■ **Exercise brief**: The exercise asks for every line of the data to be reproduced exactly.

■ **Entries**:
** Begin **

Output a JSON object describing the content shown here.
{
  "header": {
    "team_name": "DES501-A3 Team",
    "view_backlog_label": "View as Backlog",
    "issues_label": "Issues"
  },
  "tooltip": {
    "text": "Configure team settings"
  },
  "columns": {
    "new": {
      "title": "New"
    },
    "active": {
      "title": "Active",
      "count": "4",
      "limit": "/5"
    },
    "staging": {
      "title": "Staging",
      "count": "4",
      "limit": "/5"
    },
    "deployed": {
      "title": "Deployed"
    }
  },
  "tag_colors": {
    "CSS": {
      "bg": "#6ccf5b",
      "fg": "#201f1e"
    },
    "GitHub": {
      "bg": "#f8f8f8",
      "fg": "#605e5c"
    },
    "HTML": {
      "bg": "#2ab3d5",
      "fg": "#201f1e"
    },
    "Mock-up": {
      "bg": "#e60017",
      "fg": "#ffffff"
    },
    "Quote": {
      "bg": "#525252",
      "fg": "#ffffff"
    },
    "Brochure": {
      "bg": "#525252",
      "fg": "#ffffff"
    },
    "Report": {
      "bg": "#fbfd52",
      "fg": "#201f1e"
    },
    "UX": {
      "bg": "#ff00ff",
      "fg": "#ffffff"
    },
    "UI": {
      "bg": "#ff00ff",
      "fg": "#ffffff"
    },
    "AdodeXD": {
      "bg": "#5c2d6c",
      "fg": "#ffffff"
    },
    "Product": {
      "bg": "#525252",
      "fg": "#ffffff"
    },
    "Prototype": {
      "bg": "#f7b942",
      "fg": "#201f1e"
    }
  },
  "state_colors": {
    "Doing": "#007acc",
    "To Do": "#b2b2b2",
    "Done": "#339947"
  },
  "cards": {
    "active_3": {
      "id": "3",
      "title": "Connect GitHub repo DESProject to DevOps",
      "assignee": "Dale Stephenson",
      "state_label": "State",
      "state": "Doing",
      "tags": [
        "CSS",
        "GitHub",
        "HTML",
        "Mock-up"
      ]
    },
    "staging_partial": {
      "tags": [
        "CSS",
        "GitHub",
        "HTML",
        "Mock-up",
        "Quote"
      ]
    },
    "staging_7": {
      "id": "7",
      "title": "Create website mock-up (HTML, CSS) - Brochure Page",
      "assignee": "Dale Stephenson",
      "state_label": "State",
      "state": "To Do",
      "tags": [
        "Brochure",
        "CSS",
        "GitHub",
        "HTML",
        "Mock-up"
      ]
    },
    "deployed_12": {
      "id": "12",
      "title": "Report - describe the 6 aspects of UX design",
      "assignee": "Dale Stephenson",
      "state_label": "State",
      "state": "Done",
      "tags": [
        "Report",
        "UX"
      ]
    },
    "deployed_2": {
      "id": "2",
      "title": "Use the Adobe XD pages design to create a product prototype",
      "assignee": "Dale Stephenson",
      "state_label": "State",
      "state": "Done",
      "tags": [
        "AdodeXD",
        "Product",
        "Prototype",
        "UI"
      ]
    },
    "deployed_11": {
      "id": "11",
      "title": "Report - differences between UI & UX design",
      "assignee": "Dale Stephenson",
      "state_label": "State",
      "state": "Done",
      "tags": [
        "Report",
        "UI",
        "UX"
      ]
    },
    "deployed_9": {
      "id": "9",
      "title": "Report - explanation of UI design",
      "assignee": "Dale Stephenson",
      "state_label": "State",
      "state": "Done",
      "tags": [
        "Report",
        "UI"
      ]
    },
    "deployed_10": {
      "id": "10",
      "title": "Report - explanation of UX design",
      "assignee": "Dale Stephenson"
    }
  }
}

** End **

■ **The response**:
Output a JSON object describing the content shown here.
{
  "header": {
    "team_name": "DES501-A3 Team",
    "view_backlog_label": "View as Backlog",
    "issues_label": "Issues"
  },
  "tooltip": {
    "text": "Configure team settings"
  },
  "columns": {
    "new": {
      "title": "New"
    },
    "active": {
      "title": "Active",
      "count": "4",
      "limit": "/5"
    },
    "staging": {
      "title": "Staging",
      "count": "4",
      "limit": "/5"
    },
    "deployed": {
      "title": "Deployed"
    }
  },
  "tag_colors": {
    "CSS": {
      "bg": "#6ccf5b",
      "fg": "#201f1e"
    },
    "GitHub": {
      "bg": "#f8f8f8",
      "fg": "#605e5c"
    },
    "HTML": {
      "bg": "#2ab3d5",
      "fg": "#201f1e"
    },
    "Mock-up": {
      "bg": "#e60017",
      "fg": "#ffffff"
    },
    "Quote": {
      "bg": "#525252",
      "fg": "#ffffff"
    },
    "Brochure": {
      "bg": "#525252",
      "fg": "#ffffff"
    },
    "Report": {
      "bg": "#fbfd52",
      "fg": "#201f1e"
    },
    "UX": {
      "bg": "#ff00ff",
      "fg": "#ffffff"
    },
    "UI": {
      "bg": "#ff00ff",
      "fg": "#ffffff"
    },
    "AdodeXD": {
      "bg": "#5c2d6c",
      "fg": "#ffffff"
    },
    "Product": {
      "bg": "#525252",
      "fg": "#ffffff"
    },
    "Prototype": {
      "bg": "#f7b942",
      "fg": "#201f1e"
    }
  },
  "state_colors": {
    "Doing": "#007acc",
    "To Do": "#b2b2b2",
    "Done": "#339947"
  },
  "cards": {
    "active_3": {
      "id": "3",
      "title": "Connect GitHub repo DESProject to DevOps",
      "assignee": "Dale Stephenson",
      "state_label": "State",
      "state": "Doing",
      "tags": [
        "CSS",
        "GitHub",
        "HTML",
        "Mock-up"
      ]
    },
    "staging_partial": {
      "tags": [
        "CSS",
        "GitHub",
        "HTML",
        "Mock-up",
        "Quote"
      ]
    },
    "staging_7": {
      "id": "7",
      "title": "Create website mock-up (HTML, CSS) - Brochure Page",
      "assignee": "Dale Stephenson",
      "state_label": "State",
      "state": "To Do",
      "tags": [
        "Brochure",
        "CSS",
        "GitHub",
        "HTML",
        "Mock-up"
      ]
    },
    "deployed_12": {
      "id": "12",
      "title": "Report - describe the 6 aspects of UX design",
      "assignee": "Dale Stephenson",
      "state_label": "State",
      "state": "Done",
      "tags": [
        "Report",
        "UX"
      ]
    },
    "deployed_2": {
      "id": "2",
      "title": "Use the Adobe XD pages design to create a product prototype",
      "assignee": "Dale Stephenson",
      "state_label": "State",
      "state": "Done",
      "tags": [
        "AdodeXD",
        "Product",
        "Prototype",
        "UI"
      ]
    },
    "deployed_11": {
      "id": "11",
      "title": "Report - differences between UI & UX design",
      "assignee": "Dale Stephenson",
      "state_label": "State",
      "state": "Done",
      "tags": [
        "Report",
        "UI",
        "UX"
      ]
    },
    "deployed_9": {
      "id": "9",
      "title": "Report - explanation of UI design",
      "assignee": "Dale Stephenson",
      "state_label": "State",
      "state": "Done",
      "tags": [
        "Report",
        "UI"
      ]
    },
    "deployed_10": {
      "id": "10",
      "title": "Report - explanation of UX design",
      "assignee": "Dale Stephenson"
    }
  }
}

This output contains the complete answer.